━━━ Excerpt provided ━━━
This dashboard is important to better monitor patients. This adaptative dashboard of suspected cases is structured as follows: current date of connection, patient identifier, detection date, and patient address residence. The current date connection is a system date; patient identifier is patient ID in the system, and residence is a patient postal address. When the data of the patient context changes, the dashboard changes by period.

4. Results

As mentioned in the previous section, we have two results to analyze. First, statistically, out of 30 COPD patients from sample who were tested for COVID-19, three were identified as positive. We have examined also the same 30 COPD patients answers. The comparison between theoretical and experimental results is shown in Figure 22.
Table 9 presents the results of the simulation and the detection program (prototype).
The question is whether the result of the prototype includes all the individuals who tested truly positive. Indeed, the prototype identifies only suspected cases. The prototype does not test but provides a list of individuals to be tested after evaluation with the vital sign and symptomatic criteria of COVID-19. In the Discussion Section of this paper we evaluate the results and draw conclusions. Our detection system has been compared to other applications.

4.1. Applicability to Other Domains

The detection system can be used for other diseases. To achieve this, the following steps must be followed:
(1)
Define the patient context by specifying the vital sign and symptom parameters of the disease.
(2)
Define the detection rules for the disease and link these rules to the information in the context.
(3)
Define the relevant alert services for this disease.
(4)
Modify the questionnaire.
(5)
Modify the program of the adaptation and inference engine.
(6)
Modify the mechanism adaptation.
The ontology must also be modified according to the parameters identified for characterizing the disease. Overall, these are minor modifications because several parts of the detection model can be reused.

4.2. Comparison of the Prototype to Other Tools (Prototype vs. Others Projects)
━━━
◆ **Apply what you read**:
**a.** In the COVID-19 detection excerpt, how many of the 30 COPD patients tested for COVID-19 were identified as positive?
**b.** Continue the COVID-19 detection excerpt from its last heading with the next passage, in the same technical voice.
━━━ Study material ━━━
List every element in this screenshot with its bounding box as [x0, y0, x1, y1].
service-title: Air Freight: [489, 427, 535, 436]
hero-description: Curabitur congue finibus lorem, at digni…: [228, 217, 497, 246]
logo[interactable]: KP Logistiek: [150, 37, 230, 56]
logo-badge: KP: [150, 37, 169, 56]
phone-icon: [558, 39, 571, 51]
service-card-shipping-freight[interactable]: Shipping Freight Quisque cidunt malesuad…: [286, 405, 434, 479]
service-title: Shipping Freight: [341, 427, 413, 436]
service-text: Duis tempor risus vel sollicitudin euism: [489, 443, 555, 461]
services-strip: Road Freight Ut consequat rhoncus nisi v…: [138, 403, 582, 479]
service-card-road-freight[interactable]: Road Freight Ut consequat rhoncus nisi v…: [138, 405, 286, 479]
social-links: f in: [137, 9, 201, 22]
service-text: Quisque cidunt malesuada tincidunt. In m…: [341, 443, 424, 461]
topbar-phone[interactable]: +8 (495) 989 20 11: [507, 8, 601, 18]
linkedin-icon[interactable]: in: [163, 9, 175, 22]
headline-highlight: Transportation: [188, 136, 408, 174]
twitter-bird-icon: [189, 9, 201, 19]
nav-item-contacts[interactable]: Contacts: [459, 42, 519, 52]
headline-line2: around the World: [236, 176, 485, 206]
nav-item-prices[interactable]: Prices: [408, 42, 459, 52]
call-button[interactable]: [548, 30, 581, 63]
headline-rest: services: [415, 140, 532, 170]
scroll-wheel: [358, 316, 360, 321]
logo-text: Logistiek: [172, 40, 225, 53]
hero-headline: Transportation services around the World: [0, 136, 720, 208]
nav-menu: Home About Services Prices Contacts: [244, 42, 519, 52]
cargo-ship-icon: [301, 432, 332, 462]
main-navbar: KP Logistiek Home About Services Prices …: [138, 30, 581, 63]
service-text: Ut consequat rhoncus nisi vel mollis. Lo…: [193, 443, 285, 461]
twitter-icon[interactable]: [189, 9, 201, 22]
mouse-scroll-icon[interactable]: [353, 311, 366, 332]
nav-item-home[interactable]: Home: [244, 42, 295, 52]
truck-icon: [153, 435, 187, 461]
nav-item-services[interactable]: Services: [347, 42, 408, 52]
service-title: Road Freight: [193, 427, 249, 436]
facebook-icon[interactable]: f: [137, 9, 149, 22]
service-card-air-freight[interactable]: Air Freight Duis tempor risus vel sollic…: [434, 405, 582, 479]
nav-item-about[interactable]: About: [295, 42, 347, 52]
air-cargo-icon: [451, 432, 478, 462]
━━━
◆ **Outputs in order**:
**a.** Three

**b.**
Our system is based on the ontology of detecting suspected cases of COPD patients with COVID-19 symptoms to propose a dashboard of suspected cases and send alerts to the patient’s medical staff in a COPD patient-monitoring context. This system is dynamic and uses adaptation mechanisms fitted to the COPD patient context. The system detection facilitates medical assistance. Table 10 presents a comparaison of detection system to others. Finally, the system uses the Protégé [5] tool SWRL’s automatic reasoning engine, with interfaces developed in Python.

5. Discussion

Our objective for the implementation of this prototype was to verify the feasibility of the project; indeed, the problem presented in this paper was to address the high mortality and vulnerability of COPD patients in the context of the COVID-19 pandemic. To address these problems, we presented a set of mechanisms to detect suspected patients who could develop the first symptoms of COVID-19. The comparison of the results of the detection approach by our prototype with detection based on real screening tests gives promising results. All patients detected by the prototype were also detected by real screening tests. The analysis of our approach leads to the conclusion that a combination of rules for vital sign and symptom parameters improves the efficiency of detection.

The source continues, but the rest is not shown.